* begin *
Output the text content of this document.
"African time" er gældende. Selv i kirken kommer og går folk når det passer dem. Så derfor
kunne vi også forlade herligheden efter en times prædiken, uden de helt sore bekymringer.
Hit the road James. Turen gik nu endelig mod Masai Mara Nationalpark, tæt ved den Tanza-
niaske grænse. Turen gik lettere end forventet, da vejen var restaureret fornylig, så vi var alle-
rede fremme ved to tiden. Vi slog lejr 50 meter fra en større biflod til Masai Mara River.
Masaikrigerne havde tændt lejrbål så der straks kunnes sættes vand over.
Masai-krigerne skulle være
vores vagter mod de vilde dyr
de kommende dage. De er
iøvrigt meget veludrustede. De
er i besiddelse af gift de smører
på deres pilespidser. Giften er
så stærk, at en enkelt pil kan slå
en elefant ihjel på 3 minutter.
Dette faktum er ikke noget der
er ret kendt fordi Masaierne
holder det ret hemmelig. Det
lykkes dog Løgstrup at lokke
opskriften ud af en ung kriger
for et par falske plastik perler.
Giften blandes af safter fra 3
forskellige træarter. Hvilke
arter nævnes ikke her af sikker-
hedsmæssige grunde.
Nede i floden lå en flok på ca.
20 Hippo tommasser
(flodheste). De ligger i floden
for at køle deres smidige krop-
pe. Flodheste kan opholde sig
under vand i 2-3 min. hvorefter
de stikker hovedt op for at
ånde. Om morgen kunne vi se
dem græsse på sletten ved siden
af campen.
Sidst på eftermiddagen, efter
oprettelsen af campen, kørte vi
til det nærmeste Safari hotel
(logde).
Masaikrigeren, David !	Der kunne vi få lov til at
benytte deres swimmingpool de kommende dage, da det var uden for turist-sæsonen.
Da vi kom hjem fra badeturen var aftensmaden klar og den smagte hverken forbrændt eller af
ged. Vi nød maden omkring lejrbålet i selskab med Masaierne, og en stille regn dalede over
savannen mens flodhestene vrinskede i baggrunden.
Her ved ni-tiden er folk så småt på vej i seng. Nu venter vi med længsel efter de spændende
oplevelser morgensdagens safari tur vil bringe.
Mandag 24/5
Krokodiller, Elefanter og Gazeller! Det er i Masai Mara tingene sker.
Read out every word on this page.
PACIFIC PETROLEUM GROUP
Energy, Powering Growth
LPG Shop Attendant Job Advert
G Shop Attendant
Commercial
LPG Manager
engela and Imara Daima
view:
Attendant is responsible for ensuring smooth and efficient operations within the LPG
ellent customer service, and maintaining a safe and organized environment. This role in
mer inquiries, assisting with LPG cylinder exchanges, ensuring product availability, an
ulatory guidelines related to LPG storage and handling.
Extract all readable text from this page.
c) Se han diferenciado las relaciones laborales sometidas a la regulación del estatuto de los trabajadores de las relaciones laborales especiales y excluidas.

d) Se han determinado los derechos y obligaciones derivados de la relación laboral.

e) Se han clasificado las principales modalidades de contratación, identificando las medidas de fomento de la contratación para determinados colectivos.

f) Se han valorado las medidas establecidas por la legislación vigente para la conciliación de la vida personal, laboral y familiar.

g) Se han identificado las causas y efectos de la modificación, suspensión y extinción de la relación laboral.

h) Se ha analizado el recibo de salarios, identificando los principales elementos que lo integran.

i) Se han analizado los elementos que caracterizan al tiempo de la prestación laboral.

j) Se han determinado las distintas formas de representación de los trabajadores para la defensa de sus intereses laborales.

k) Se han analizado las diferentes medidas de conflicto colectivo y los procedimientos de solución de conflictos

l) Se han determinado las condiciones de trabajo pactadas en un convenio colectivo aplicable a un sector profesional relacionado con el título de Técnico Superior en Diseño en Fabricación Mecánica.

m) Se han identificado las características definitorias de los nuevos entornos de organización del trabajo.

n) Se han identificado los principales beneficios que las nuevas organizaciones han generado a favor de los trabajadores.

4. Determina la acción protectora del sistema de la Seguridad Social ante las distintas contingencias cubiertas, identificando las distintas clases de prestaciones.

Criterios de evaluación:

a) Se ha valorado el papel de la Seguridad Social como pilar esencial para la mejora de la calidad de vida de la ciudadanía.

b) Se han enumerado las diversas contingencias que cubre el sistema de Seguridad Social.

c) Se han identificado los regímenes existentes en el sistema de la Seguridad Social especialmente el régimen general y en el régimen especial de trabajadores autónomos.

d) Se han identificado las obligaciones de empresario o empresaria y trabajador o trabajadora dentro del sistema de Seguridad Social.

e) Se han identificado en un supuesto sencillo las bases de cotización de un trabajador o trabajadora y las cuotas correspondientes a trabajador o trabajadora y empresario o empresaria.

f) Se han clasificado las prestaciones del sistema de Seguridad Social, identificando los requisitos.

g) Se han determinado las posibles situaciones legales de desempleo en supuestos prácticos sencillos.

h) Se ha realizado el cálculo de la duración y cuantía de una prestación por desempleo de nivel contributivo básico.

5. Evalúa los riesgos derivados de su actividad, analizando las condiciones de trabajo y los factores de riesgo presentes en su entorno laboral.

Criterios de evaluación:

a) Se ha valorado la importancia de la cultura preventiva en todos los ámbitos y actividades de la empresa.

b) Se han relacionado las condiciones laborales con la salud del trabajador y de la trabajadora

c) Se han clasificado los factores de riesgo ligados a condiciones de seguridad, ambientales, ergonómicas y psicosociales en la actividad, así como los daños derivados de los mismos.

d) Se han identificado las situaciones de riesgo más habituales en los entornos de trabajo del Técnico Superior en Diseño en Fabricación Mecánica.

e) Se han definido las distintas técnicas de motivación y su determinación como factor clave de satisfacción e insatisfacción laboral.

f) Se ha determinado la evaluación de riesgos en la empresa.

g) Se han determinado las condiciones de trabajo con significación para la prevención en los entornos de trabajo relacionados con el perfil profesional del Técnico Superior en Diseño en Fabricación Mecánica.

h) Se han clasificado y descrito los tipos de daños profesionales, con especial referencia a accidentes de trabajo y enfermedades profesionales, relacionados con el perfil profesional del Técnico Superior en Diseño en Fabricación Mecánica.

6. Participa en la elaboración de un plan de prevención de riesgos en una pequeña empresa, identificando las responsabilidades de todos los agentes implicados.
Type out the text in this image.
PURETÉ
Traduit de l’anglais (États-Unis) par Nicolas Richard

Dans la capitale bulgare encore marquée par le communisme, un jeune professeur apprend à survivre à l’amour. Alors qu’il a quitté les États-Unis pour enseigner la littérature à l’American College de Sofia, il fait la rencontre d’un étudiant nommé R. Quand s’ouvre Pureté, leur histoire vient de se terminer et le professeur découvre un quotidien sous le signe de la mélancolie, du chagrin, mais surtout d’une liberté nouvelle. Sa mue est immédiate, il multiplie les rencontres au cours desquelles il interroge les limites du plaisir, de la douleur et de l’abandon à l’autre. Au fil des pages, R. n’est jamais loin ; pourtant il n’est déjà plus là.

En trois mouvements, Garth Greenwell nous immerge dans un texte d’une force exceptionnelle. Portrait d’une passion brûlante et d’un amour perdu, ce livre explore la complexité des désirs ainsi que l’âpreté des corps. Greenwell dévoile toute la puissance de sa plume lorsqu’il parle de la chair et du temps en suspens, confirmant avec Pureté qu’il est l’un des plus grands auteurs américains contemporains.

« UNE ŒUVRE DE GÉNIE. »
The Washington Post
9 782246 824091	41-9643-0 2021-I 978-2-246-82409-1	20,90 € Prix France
* end *
Please output every record, keeping each line exact.

Output the text content of this document.
"African time" er gældende. Selv i kirken kommer og går folk når det passer dem. Så derfor
kunne vi også forlade herligheden efter en times prædiken, uden de helt sore bekymringer.
Hit the road James. Turen gik nu endelig mod Masai Mara Nationalpark, tæt ved den Tanza-
niaske grænse. Turen gik lettere end forventet, da vejen var restaureret fornylig, så vi var alle-
rede fremme ved to tiden. Vi slog lejr 50 meter fra en større biflod til Masai Mara River.
Masaikrigerne havde tændt lejrbål så der straks kunnes sættes vand over.
Masai-krigerne skulle være
vores vagter mod de vilde dyr
de kommende dage. De er
iøvrigt meget veludrustede. De
er i besiddelse af gift de smører
på deres pilespidser. Giften er
så stærk, at en enkelt pil kan slå
en elefant ihjel på 3 minutter.
Dette faktum er ikke noget der
er ret kendt fordi Masaierne
holder det ret hemmelig. Det
lykkes dog Løgstrup at lokke
opskriften ud af en ung kriger
for et par falske plastik perler.
Giften blandes af safter fra 3
forskellige træarter. Hvilke
arter nævnes ikke her af sikker-
hedsmæssige grunde.
Nede i floden lå en flok på ca.
20 Hippo tommasser
(flodheste). De ligger i floden
for at køle deres smidige krop-
pe. Flodheste kan opholde sig
under vand i 2-3 min. hvorefter
de stikker hovedt op for at
ånde. Om morgen kunne vi se
dem græsse på sletten ved siden
af campen.
Sidst på eftermiddagen, efter
oprettelsen af campen, kørte vi
til det nærmeste Safari hotel
(logde).
Masaikrigeren, David !	Der kunne vi få lov til at
benytte deres swimmingpool de kommende dage, da det var uden for turist-sæsonen.
Da vi kom hjem fra badeturen var aftensmaden klar og den smagte hverken forbrændt eller af
ged. Vi nød maden omkring lejrbålet i selskab med Masaierne, og en stille regn dalede over
savannen mens flodhestene vrinskede i baggrunden.
Her ved ni-tiden er folk så småt på vej i seng. Nu venter vi med længsel efter de spændende
oplevelser morgensdagens safari tur vil bringe.
Mandag 24/5
Krokodiller, Elefanter og Gazeller! Det er i Masai Mara tingene sker.
Read out every word on this page.
PACIFIC PETROLEUM GROUP
Energy, Powering Growth
LPG Shop Attendant Job Advert
G Shop Attendant
Commercial
LPG Manager
engela and Imara Daima
view:
Attendant is responsible for ensuring smooth and efficient operations within the LPG
ellent customer service, and maintaining a safe and organized environment. This role in
mer inquiries, assisting with LPG cylinder exchanges, ensuring product availability, an
ulatory guidelines related to LPG storage and handling.
Extract all readable text from this page.
c) Se han diferenciado las relaciones laborales sometidas a la regulación del estatuto de los trabajadores de las relaciones laborales especiales y excluidas.

d) Se han determinado los derechos y obligaciones derivados de la relación laboral.

e) Se han clasificado las principales modalidades de contratación, identificando las medidas de fomento de la contratación para determinados colectivos.

f) Se han valorado las medidas establecidas por la legislación vigente para la conciliación de la vida personal, laboral y familiar.

g) Se han identificado las causas y efectos de la modificación, suspensión y extinción de la relación laboral.

h) Se ha analizado el recibo de salarios, identificando los principales elementos que lo integran.

i) Se han analizado los elementos que caracterizan al tiempo de la prestación laboral.

j) Se han determinado las distintas formas de representación de los trabajadores para la defensa de sus intereses laborales.

k) Se han analizado las diferentes medidas de conflicto colectivo y los procedimientos de solución de conflictos

l) Se han determinado las condiciones de trabajo pactadas en un convenio colectivo aplicable a un sector profesional relacionado con el título de Técnico Superior en Diseño en Fabricación Mecánica.

m) Se han identificado las características definitorias de los nuevos entornos de organización del trabajo.

n) Se han identificado los principales beneficios que las nuevas organizaciones han generado a favor de los trabajadores.

4. Determina la acción protectora del sistema de la Seguridad Social ante las distintas contingencias cubiertas, identificando las distintas clases de prestaciones.

Criterios de evaluación:

a) Se ha valorado el papel de la Seguridad Social como pilar esencial para la mejora de la calidad de vida de la ciudadanía.

b) Se han enumerado las diversas contingencias que cubre el sistema de Seguridad Social.

c) Se han identificado los regímenes existentes en el sistema de la Seguridad Social especialmente el régimen general y en el régimen especial de trabajadores autónomos.

d) Se han identificado las obligaciones de empresario o empresaria y trabajador o trabajadora dentro del sistema de Seguridad Social.

e) Se han identificado en un supuesto sencillo las bases de cotización de un trabajador o trabajadora y las cuotas correspondientes a trabajador o trabajadora y empresario o empresaria.

f) Se han clasificado las prestaciones del sistema de Seguridad Social, identificando los requisitos.

g) Se han determinado las posibles situaciones legales de desempleo en supuestos prácticos sencillos.

h) Se ha realizado el cálculo de la duración y cuantía de una prestación por desempleo de nivel contributivo básico.

5. Evalúa los riesgos derivados de su actividad, analizando las condiciones de trabajo y los factores de riesgo presentes en su entorno laboral.

Criterios de evaluación:

a) Se ha valorado la importancia de la cultura preventiva en todos los ámbitos y actividades de la empresa.

b) Se han relacionado las condiciones laborales con la salud del trabajador y de la trabajadora

c) Se han clasificado los factores de riesgo ligados a condiciones de seguridad, ambientales, ergonómicas y psicosociales en la actividad, así como los daños derivados de los mismos.

d) Se han identificado las situaciones de riesgo más habituales en los entornos de trabajo del Técnico Superior en Diseño en Fabricación Mecánica.

e) Se han definido las distintas técnicas de motivación y su determinación como factor clave de satisfacción e insatisfacción laboral.

f) Se ha determinado la evaluación de riesgos en la empresa.

g) Se han determinado las condiciones de trabajo con significación para la prevención en los entornos de trabajo relacionados con el perfil profesional del Técnico Superior en Diseño en Fabricación Mecánica.

h) Se han clasificado y descrito los tipos de daños profesionales, con especial referencia a accidentes de trabajo y enfermedades profesionales, relacionados con el perfil profesional del Técnico Superior en Diseño en Fabricación Mecánica.

6. Participa en la elaboración de un plan de prevención de riesgos en una pequeña empresa, identificando las responsabilidades de todos los agentes implicados.
Type out the text in this image.
PURETÉ
Traduit de l’anglais (États-Unis) par Nicolas Richard

Dans la capitale bulgare encore marquée par le communisme, un jeune professeur apprend à survivre à l’amour. Alors qu’il a quitté les États-Unis pour enseigner la littérature à l’American College de Sofia, il fait la rencontre d’un étudiant nommé R. Quand s’ouvre Pureté, leur histoire vient de se terminer et le professeur découvre un quotidien sous le signe de la mélancolie, du chagrin, mais surtout d’une liberté nouvelle. Sa mue est immédiate, il multiplie les rencontres au cours desquelles il interroge les limites du plaisir, de la douleur et de l’abandon à l’autre. Au fil des pages, R. n’est jamais loin ; pourtant il n’est déjà plus là.

En trois mouvements, Garth Greenwell nous immerge dans un texte d’une force exceptionnelle. Portrait d’une passion brûlante et d’un amour perdu, ce livre explore la complexité des désirs ainsi que l’âpreté des corps. Greenwell dévoile toute la puissance de sa plume lorsqu’il parle de la chair et du temps en suspens, confirmant avec Pureté qu’il est l’un des plus grands auteurs américains contemporains.

« UNE ŒUVRE DE GÉNIE. »
The Washington Post
9 782246 824091	41-9643-0 2021-I 978-2-246-82409-1	20,90 € Prix France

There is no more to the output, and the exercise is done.